— YOUR OBJECTIVE —
Collect every line that includes the string "name".

— TASK DATA —

--- BEGIN ---

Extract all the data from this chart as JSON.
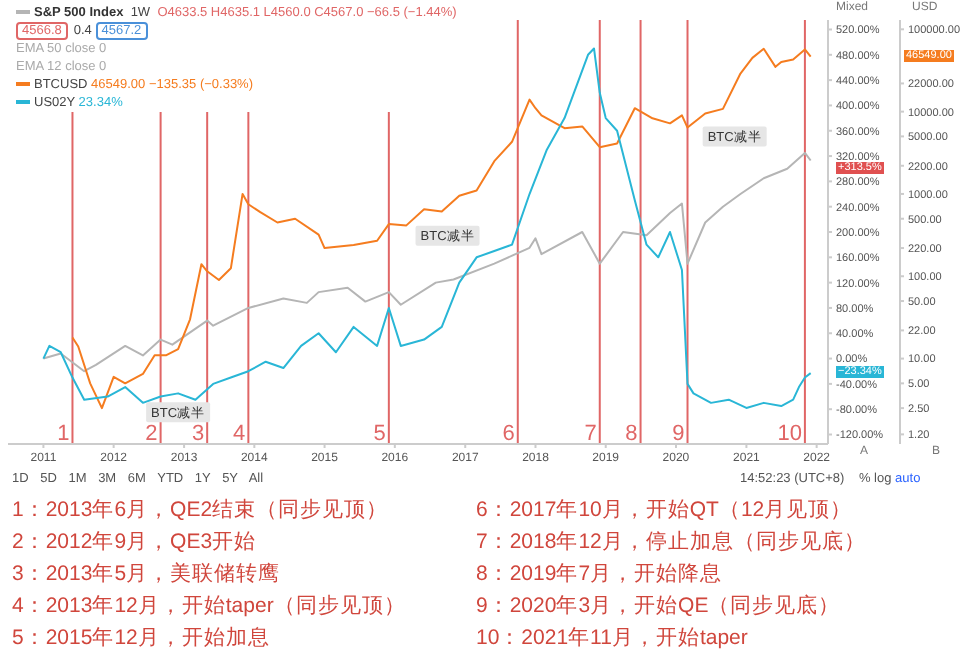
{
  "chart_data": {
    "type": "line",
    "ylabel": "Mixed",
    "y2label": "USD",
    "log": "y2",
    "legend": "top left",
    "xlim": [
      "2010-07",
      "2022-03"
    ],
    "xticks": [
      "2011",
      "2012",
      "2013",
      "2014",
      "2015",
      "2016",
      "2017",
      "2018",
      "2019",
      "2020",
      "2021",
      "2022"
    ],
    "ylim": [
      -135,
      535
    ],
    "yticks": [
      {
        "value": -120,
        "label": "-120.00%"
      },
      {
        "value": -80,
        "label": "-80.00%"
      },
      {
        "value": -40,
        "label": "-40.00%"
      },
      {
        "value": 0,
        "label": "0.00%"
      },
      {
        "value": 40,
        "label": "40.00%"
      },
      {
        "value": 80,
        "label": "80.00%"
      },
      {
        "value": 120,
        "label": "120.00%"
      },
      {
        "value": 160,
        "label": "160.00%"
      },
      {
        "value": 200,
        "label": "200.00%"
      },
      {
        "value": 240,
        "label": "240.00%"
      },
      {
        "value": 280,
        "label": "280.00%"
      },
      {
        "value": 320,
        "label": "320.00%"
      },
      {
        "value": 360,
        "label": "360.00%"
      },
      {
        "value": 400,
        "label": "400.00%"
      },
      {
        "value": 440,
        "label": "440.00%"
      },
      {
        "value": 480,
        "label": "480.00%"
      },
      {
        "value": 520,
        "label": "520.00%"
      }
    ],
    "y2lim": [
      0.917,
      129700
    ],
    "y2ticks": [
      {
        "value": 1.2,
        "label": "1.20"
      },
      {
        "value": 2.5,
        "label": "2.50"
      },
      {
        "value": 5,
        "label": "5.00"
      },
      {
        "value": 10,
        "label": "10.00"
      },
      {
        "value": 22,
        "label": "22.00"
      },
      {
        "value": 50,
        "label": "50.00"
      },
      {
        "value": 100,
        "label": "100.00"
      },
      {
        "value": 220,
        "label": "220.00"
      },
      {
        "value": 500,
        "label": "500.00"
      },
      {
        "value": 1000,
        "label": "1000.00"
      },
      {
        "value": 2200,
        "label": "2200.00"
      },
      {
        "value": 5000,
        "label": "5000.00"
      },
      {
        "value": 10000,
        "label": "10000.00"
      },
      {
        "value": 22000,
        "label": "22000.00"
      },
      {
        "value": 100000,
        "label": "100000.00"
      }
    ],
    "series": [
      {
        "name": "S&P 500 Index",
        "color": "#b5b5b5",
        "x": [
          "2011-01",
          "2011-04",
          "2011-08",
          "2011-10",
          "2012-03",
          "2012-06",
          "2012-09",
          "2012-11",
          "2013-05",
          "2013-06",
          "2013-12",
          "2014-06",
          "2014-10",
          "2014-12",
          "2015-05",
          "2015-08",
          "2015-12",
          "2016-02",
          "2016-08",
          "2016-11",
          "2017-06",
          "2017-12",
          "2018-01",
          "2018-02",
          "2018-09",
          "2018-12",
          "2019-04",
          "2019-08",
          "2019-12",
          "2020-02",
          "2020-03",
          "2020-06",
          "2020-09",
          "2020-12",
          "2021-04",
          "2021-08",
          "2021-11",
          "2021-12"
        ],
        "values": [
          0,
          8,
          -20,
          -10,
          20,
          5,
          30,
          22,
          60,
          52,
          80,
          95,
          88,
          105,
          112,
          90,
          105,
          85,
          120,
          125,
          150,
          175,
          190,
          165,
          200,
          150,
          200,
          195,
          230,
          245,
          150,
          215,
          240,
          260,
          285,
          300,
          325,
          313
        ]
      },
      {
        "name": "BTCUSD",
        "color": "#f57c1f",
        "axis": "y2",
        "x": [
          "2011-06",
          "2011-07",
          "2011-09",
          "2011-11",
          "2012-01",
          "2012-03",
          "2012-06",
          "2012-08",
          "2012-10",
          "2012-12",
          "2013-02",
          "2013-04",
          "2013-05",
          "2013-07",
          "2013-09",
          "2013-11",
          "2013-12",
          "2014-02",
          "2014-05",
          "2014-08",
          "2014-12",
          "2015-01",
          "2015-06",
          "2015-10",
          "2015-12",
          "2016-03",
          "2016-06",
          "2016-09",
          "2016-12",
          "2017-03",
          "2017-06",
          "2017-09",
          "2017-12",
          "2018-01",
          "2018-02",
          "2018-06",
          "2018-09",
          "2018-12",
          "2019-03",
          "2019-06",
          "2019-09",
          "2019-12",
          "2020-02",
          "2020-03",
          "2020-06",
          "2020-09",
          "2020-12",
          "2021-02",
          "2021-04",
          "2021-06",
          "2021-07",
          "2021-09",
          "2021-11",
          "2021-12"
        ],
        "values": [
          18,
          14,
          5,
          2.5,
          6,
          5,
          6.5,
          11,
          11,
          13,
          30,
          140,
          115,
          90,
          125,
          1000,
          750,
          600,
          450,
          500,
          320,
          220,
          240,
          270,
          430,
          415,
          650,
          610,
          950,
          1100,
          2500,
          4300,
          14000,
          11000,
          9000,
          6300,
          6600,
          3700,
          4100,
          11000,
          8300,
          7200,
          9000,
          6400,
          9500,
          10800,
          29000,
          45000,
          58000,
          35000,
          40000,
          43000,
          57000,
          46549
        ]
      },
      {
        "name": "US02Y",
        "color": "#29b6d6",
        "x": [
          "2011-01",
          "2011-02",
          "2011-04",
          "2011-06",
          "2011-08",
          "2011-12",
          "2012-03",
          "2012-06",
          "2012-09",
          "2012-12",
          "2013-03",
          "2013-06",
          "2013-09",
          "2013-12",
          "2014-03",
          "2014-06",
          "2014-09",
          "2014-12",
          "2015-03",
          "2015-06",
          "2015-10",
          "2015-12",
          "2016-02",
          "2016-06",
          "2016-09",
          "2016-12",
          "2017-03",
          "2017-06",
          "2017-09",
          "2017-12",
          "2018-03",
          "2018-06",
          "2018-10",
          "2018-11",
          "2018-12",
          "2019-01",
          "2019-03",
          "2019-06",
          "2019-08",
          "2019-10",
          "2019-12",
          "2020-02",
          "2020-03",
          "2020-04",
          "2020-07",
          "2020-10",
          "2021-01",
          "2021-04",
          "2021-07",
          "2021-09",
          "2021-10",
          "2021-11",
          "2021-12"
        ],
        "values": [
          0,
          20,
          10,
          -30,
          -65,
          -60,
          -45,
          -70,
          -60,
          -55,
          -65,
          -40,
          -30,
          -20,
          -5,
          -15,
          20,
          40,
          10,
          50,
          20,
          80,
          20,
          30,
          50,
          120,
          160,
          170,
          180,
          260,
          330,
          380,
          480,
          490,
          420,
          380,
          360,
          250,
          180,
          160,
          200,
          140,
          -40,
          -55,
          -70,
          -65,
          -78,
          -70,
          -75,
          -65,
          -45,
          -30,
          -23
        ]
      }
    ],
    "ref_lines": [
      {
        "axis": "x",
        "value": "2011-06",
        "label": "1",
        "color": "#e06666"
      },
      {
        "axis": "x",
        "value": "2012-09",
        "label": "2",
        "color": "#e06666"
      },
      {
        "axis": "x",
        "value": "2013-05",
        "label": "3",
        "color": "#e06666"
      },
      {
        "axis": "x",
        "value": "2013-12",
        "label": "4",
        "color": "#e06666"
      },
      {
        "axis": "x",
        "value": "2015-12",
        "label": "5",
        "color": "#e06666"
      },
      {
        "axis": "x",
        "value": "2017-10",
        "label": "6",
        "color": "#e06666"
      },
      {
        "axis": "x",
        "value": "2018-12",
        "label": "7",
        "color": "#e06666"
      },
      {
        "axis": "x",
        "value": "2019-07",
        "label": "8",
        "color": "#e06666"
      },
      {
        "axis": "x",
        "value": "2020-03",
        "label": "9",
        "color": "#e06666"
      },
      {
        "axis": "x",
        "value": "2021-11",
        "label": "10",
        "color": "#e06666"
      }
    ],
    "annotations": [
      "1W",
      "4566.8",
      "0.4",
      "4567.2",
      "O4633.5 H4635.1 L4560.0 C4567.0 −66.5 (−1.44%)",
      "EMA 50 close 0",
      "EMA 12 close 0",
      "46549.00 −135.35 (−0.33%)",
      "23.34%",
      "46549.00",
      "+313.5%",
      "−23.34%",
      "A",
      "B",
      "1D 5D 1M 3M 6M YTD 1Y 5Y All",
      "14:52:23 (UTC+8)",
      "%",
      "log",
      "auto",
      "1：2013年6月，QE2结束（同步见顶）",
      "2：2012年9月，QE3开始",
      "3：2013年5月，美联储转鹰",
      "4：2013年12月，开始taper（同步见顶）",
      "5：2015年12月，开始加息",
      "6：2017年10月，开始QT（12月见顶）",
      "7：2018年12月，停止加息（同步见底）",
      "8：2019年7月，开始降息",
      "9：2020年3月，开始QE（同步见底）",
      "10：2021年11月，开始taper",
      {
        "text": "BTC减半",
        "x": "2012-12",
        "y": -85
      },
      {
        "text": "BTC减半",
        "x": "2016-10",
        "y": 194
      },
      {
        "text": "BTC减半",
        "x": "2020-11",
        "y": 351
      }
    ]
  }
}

--- END ---

— THE REPLY —
        "name": "S&P 500 Index",
        "name": "BTCUSD",
        "name": "US02Y",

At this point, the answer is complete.